■ **REQUEST**: Reproduce the listing word for word. Skip any image.
Begin
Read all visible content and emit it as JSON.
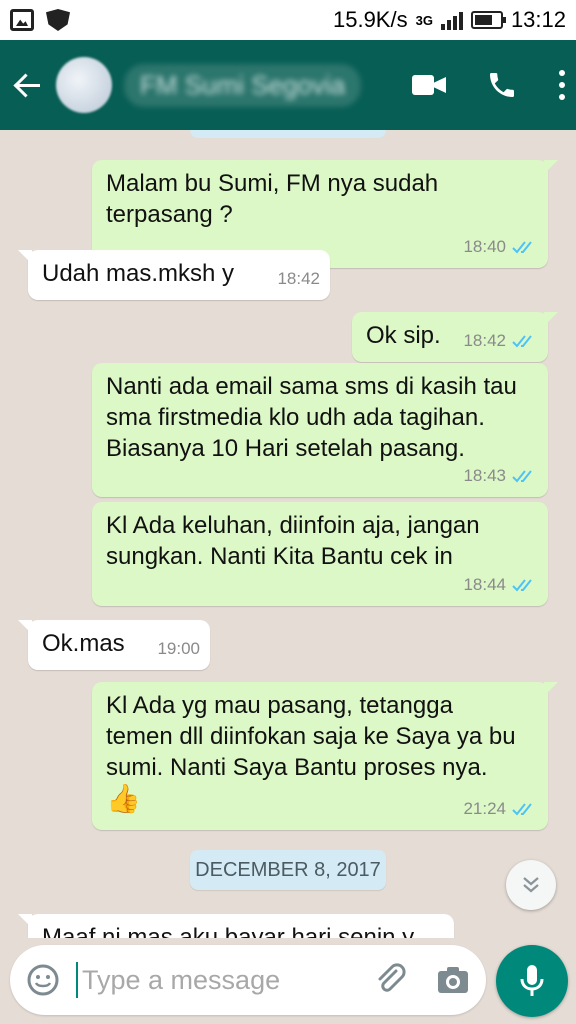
{
  "status_bar": {
    "speed": "15.9K/s",
    "network": "3G",
    "time": "13:12"
  },
  "header": {
    "contact_name": "FM Sumi Segovia"
  },
  "messages": [
    {
      "direction": "out",
      "text": "Malam bu Sumi, FM nya sudah terpasang ?",
      "time": "18:40"
    },
    {
      "direction": "in",
      "text": "Udah mas.mksh y",
      "time": "18:42"
    },
    {
      "direction": "out",
      "text": "Ok sip.",
      "time": "18:42"
    },
    {
      "direction": "out",
      "text": "Nanti ada email sama sms di kasih tau sma firstmedia klo udh ada tagihan. Biasanya 10 Hari setelah pasang.",
      "time": "18:43"
    },
    {
      "direction": "out",
      "text": "Kl Ada keluhan, diinfoin aja, jangan sungkan. Nanti Kita Bantu cek in",
      "time": "18:44"
    },
    {
      "direction": "in",
      "text": "Ok.mas",
      "time": "19:00"
    },
    {
      "direction": "out",
      "text": "Kl Ada yg mau pasang, tetangga temen dll diinfokan saja ke Saya ya bu sumi. Nanti Saya Bantu proses nya.",
      "emoji": "👍",
      "time": "21:24"
    },
    {
      "direction": "in",
      "text": "Maaf ni mas aku bayar hari senin y"
    }
  ],
  "date_divider": "DECEMBER 8, 2017",
  "composer": {
    "placeholder": "Type a message"
  },
  "colors": {
    "header": "#075e54",
    "outgoing_bubble": "#dcf8c6",
    "incoming_bubble": "#ffffff",
    "accent": "#00897b",
    "read_ticks": "#4fc3f7"
  }
}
End
■ **EXERCISE ANSWER**:
Read all visible content and emit it as JSON.
{
  "status_bar": {
    "speed": "15.9K/s",
    "network": "3G",
    "time": "13:12"
  },
  "header": {
    "contact_name": "FM Sumi Segovia"
  },
  "messages": [
    {
      "direction": "out",
      "text": "Malam bu Sumi, FM nya sudah terpasang ?",
      "time": "18:40"
    },
    {
      "direction": "in",
      "text": "Udah mas.mksh y",
      "time": "18:42"
    },
    {
      "direction": "out",
      "text": "Ok sip.",
      "time": "18:42"
    },
    {
      "direction": "out",
      "text": "Nanti ada email sama sms di kasih tau sma firstmedia klo udh ada tagihan. Biasanya 10 Hari setelah pasang.",
      "time": "18:43"
    },
    {
      "direction": "out",
      "text": "Kl Ada keluhan, diinfoin aja, jangan sungkan. Nanti Kita Bantu cek in",
      "time": "18:44"
    },
    {
      "direction": "in",
      "text": "Ok.mas",
      "time": "19:00"
    },
    {
      "direction": "out",
      "text": "Kl Ada yg mau pasang, tetangga temen dll diinfokan saja ke Saya ya bu sumi. Nanti Saya Bantu proses nya.",
      "emoji": "👍",
      "time": "21:24"
    },
    {
      "direction": "in",
      "text": "Maaf ni mas aku bayar hari senin y"
    }
  ],
  "date_divider": "DECEMBER 8, 2017",
  "composer": {
    "placeholder": "Type a message"
  },
  "colors": {
    "header": "#075e54",
    "outgoing_bubble": "#dcf8c6",
    "incoming_bubble": "#ffffff",
    "accent": "#00897b",
    "read_ticks": "#4fc3f7"
  }
}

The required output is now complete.